## Raw records
** START **
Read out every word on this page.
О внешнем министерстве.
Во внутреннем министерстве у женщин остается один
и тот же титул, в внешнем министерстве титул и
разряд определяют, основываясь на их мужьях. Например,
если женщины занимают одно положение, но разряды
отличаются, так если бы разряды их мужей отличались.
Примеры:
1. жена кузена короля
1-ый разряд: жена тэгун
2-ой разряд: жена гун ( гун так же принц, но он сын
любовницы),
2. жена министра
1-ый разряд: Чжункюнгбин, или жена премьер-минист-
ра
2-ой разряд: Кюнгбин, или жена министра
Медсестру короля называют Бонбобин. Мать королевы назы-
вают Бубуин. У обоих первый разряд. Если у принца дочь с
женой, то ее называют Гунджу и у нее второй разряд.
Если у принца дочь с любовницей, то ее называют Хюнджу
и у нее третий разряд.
** END **
Please reproduce each record precisely as written.

## Task solution
Read out every word on this page.
О внешнем министерстве.
Во внутреннем министерстве у женщин остается один
и тот же титул, в внешнем министерстве титул и
разряд определяют, основываясь на их мужьях. Например,
если женщины занимают одно положение, но разряды
отличаются, так если бы разряды их мужей отличались.
Примеры:
1. жена кузена короля
1-ый разряд: жена тэгун
2-ой разряд: жена гун ( гун так же принц, но он сын
любовницы),
2. жена министра
1-ый разряд: Чжункюнгбин, или жена премьер-минист-
ра
2-ой разряд: Кюнгбин, или жена министра
Медсестру короля называют Бонбобин. Мать королевы назы-
вают Бубуин. У обоих первый разряд. Если у принца дочь с
женой, то ее называют Гунджу и у нее второй разряд.
Если у принца дочь с любовницей, то ее называют Хюнджу
и у нее третий разряд.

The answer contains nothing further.